Reproduce the listing word for word, leaving every picture behind.
[START EXERCISE MATERIALS]
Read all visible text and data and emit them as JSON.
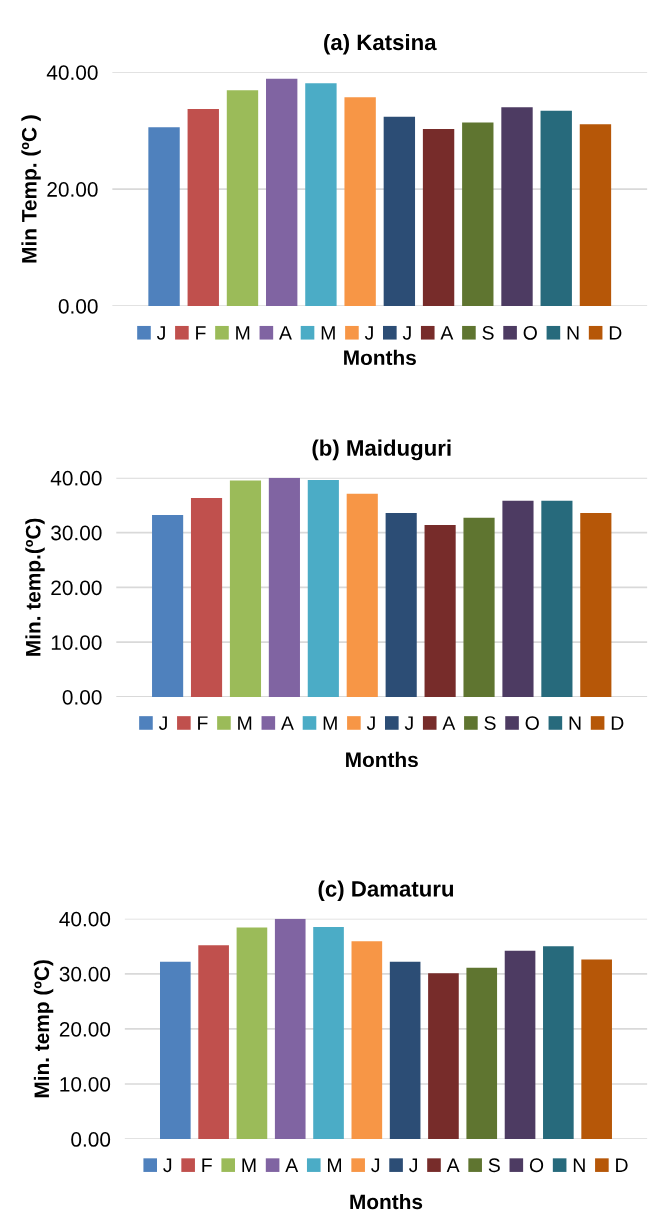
{
  "chart_data": [
    {
      "type": "bar",
      "title": "(a) Katsina",
      "xlabel": "Months",
      "ylabel": "Min Temp. (ºC )",
      "categories": [
        null
      ],
      "ylim": [
        0,
        40
      ],
      "yticks": [
        {
          "value": 0,
          "label": "0.00"
        },
        {
          "value": 20,
          "label": "20.00"
        },
        {
          "value": 40,
          "label": "40.00"
        }
      ],
      "grid": "y",
      "legend": "bottom",
      "series": [
        {
          "name": "J",
          "color": "#4f81bd",
          "values": [
            30.6
          ]
        },
        {
          "name": "F",
          "color": "#c0504d",
          "values": [
            33.7
          ]
        },
        {
          "name": "M",
          "color": "#9bbb59",
          "values": [
            36.9
          ]
        },
        {
          "name": "A",
          "color": "#8064a2",
          "values": [
            38.9
          ]
        },
        {
          "name": "M",
          "color": "#4bacc6",
          "values": [
            38.1
          ]
        },
        {
          "name": "J",
          "color": "#f79646",
          "values": [
            35.7
          ]
        },
        {
          "name": "J",
          "color": "#2c4d75",
          "values": [
            32.4
          ]
        },
        {
          "name": "A",
          "color": "#772c2a",
          "values": [
            30.3
          ]
        },
        {
          "name": "S",
          "color": "#5f7530",
          "values": [
            31.4
          ]
        },
        {
          "name": "O",
          "color": "#4d3b62",
          "values": [
            34.0
          ]
        },
        {
          "name": "N",
          "color": "#276a7c",
          "values": [
            33.4
          ]
        },
        {
          "name": "D",
          "color": "#b65708",
          "values": [
            31.1
          ]
        }
      ]
    },
    {
      "type": "bar",
      "title": "(b) Maiduguri",
      "xlabel": "Months",
      "ylabel": "Min. temp.(ºC)",
      "categories": [
        null
      ],
      "ylim": [
        0,
        40
      ],
      "yticks": [
        {
          "value": 0,
          "label": "0.00"
        },
        {
          "value": 10,
          "label": "10.00"
        },
        {
          "value": 20,
          "label": "20.00"
        },
        {
          "value": 30,
          "label": "30.00"
        },
        {
          "value": 40,
          "label": "40.00"
        }
      ],
      "grid": "y",
      "legend": "bottom",
      "series": [
        {
          "name": "J",
          "color": "#4f81bd",
          "values": [
            33.2
          ]
        },
        {
          "name": "F",
          "color": "#c0504d",
          "values": [
            36.3
          ]
        },
        {
          "name": "M",
          "color": "#9bbb59",
          "values": [
            39.5
          ]
        },
        {
          "name": "A",
          "color": "#8064a2",
          "values": [
            40.0
          ]
        },
        {
          "name": "M",
          "color": "#4bacc6",
          "values": [
            39.6
          ]
        },
        {
          "name": "J",
          "color": "#f79646",
          "values": [
            37.1
          ]
        },
        {
          "name": "J",
          "color": "#2c4d75",
          "values": [
            33.6
          ]
        },
        {
          "name": "A",
          "color": "#772c2a",
          "values": [
            31.4
          ]
        },
        {
          "name": "S",
          "color": "#5f7530",
          "values": [
            32.7
          ]
        },
        {
          "name": "O",
          "color": "#4d3b62",
          "values": [
            35.8
          ]
        },
        {
          "name": "N",
          "color": "#276a7c",
          "values": [
            35.8
          ]
        },
        {
          "name": "D",
          "color": "#b65708",
          "values": [
            33.6
          ]
        }
      ]
    },
    {
      "type": "bar",
      "title": "(c) Damaturu",
      "xlabel": "Months",
      "ylabel": "Min. temp (ºC)",
      "categories": [
        null
      ],
      "ylim": [
        0,
        40
      ],
      "yticks": [
        {
          "value": 0,
          "label": "0.00"
        },
        {
          "value": 10,
          "label": "10.00"
        },
        {
          "value": 20,
          "label": "20.00"
        },
        {
          "value": 30,
          "label": "30.00"
        },
        {
          "value": 40,
          "label": "40.00"
        }
      ],
      "grid": "y",
      "legend": "bottom",
      "series": [
        {
          "name": "J",
          "color": "#4f81bd",
          "values": [
            32.2
          ]
        },
        {
          "name": "F",
          "color": "#c0504d",
          "values": [
            35.2
          ]
        },
        {
          "name": "M",
          "color": "#9bbb59",
          "values": [
            38.4
          ]
        },
        {
          "name": "A",
          "color": "#8064a2",
          "values": [
            40.0
          ]
        },
        {
          "name": "M",
          "color": "#4bacc6",
          "values": [
            38.5
          ]
        },
        {
          "name": "J",
          "color": "#f79646",
          "values": [
            35.9
          ]
        },
        {
          "name": "J",
          "color": "#2c4d75",
          "values": [
            32.2
          ]
        },
        {
          "name": "A",
          "color": "#772c2a",
          "values": [
            30.1
          ]
        },
        {
          "name": "S",
          "color": "#5f7530",
          "values": [
            31.1
          ]
        },
        {
          "name": "O",
          "color": "#4d3b62",
          "values": [
            34.2
          ]
        },
        {
          "name": "N",
          "color": "#276a7c",
          "values": [
            35.0
          ]
        },
        {
          "name": "D",
          "color": "#b65708",
          "values": [
            32.6
          ]
        }
      ]
    }
  ]
}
[END EXERCISE MATERIALS]
SOLUTION
Read all visible text and data and emit them as JSON.
{
  "chart_data": [
    {
      "type": "bar",
      "title": "(a) Katsina",
      "xlabel": "Months",
      "ylabel": "Min Temp. (ºC )",
      "categories": [
        null
      ],
      "ylim": [
        0,
        40
      ],
      "yticks": [
        {
          "value": 0,
          "label": "0.00"
        },
        {
          "value": 20,
          "label": "20.00"
        },
        {
          "value": 40,
          "label": "40.00"
        }
      ],
      "grid": "y",
      "legend": "bottom",
      "series": [
        {
          "name": "J",
          "color": "#4f81bd",
          "values": [
            30.6
          ]
        },
        {
          "name": "F",
          "color": "#c0504d",
          "values": [
            33.7
          ]
        },
        {
          "name": "M",
          "color": "#9bbb59",
          "values": [
            36.9
          ]
        },
        {
          "name": "A",
          "color": "#8064a2",
          "values": [
            38.9
          ]
        },
        {
          "name": "M",
          "color": "#4bacc6",
          "values": [
            38.1
          ]
        },
        {
          "name": "J",
          "color": "#f79646",
          "values": [
            35.7
          ]
        },
        {
          "name": "J",
          "color": "#2c4d75",
          "values": [
            32.4
          ]
        },
        {
          "name": "A",
          "color": "#772c2a",
          "values": [
            30.3
          ]
        },
        {
          "name": "S",
          "color": "#5f7530",
          "values": [
            31.4
          ]
        },
        {
          "name": "O",
          "color": "#4d3b62",
          "values": [
            34.0
          ]
        },
        {
          "name": "N",
          "color": "#276a7c",
          "values": [
            33.4
          ]
        },
        {
          "name": "D",
          "color": "#b65708",
          "values": [
            31.1
          ]
        }
      ]
    },
    {
      "type": "bar",
      "title": "(b) Maiduguri",
      "xlabel": "Months",
      "ylabel": "Min. temp.(ºC)",
      "categories": [
        null
      ],
      "ylim": [
        0,
        40
      ],
      "yticks": [
        {
          "value": 0,
          "label": "0.00"
        },
        {
          "value": 10,
          "label": "10.00"
        },
        {
          "value": 20,
          "label": "20.00"
        },
        {
          "value": 30,
          "label": "30.00"
        },
        {
          "value": 40,
          "label": "40.00"
        }
      ],
      "grid": "y",
      "legend": "bottom",
      "series": [
        {
          "name": "J",
          "color": "#4f81bd",
          "values": [
            33.2
          ]
        },
        {
          "name": "F",
          "color": "#c0504d",
          "values": [
            36.3
          ]
        },
        {
          "name": "M",
          "color": "#9bbb59",
          "values": [
            39.5
          ]
        },
        {
          "name": "A",
          "color": "#8064a2",
          "values": [
            40.0
          ]
        },
        {
          "name": "M",
          "color": "#4bacc6",
          "values": [
            39.6
          ]
        },
        {
          "name": "J",
          "color": "#f79646",
          "values": [
            37.1
          ]
        },
        {
          "name": "J",
          "color": "#2c4d75",
          "values": [
            33.6
          ]
        },
        {
          "name": "A",
          "color": "#772c2a",
          "values": [
            31.4
          ]
        },
        {
          "name": "S",
          "color": "#5f7530",
          "values": [
            32.7
          ]
        },
        {
          "name": "O",
          "color": "#4d3b62",
          "values": [
            35.8
          ]
        },
        {
          "name": "N",
          "color": "#276a7c",
          "values": [
            35.8
          ]
        },
        {
          "name": "D",
          "color": "#b65708",
          "values": [
            33.6
          ]
        }
      ]
    },
    {
      "type": "bar",
      "title": "(c) Damaturu",
      "xlabel": "Months",
      "ylabel": "Min. temp (ºC)",
      "categories": [
        null
      ],
      "ylim": [
        0,
        40
      ],
      "yticks": [
        {
          "value": 0,
          "label": "0.00"
        },
        {
          "value": 10,
          "label": "10.00"
        },
        {
          "value": 20,
          "label": "20.00"
        },
        {
          "value": 30,
          "label": "30.00"
        },
        {
          "value": 40,
          "label": "40.00"
        }
      ],
      "grid": "y",
      "legend": "bottom",
      "series": [
        {
          "name": "J",
          "color": "#4f81bd",
          "values": [
            32.2
          ]
        },
        {
          "name": "F",
          "color": "#c0504d",
          "values": [
            35.2
          ]
        },
        {
          "name": "M",
          "color": "#9bbb59",
          "values": [
            38.4
          ]
        },
        {
          "name": "A",
          "color": "#8064a2",
          "values": [
            40.0
          ]
        },
        {
          "name": "M",
          "color": "#4bacc6",
          "values": [
            38.5
          ]
        },
        {
          "name": "J",
          "color": "#f79646",
          "values": [
            35.9
          ]
        },
        {
          "name": "J",
          "color": "#2c4d75",
          "values": [
            32.2
          ]
        },
        {
          "name": "A",
          "color": "#772c2a",
          "values": [
            30.1
          ]
        },
        {
          "name": "S",
          "color": "#5f7530",
          "values": [
            31.1
          ]
        },
        {
          "name": "O",
          "color": "#4d3b62",
          "values": [
            34.2
          ]
        },
        {
          "name": "N",
          "color": "#276a7c",
          "values": [
            35.0
          ]
        },
        {
          "name": "D",
          "color": "#b65708",
          "values": [
            32.6
          ]
        }
      ]
    }
  ]
}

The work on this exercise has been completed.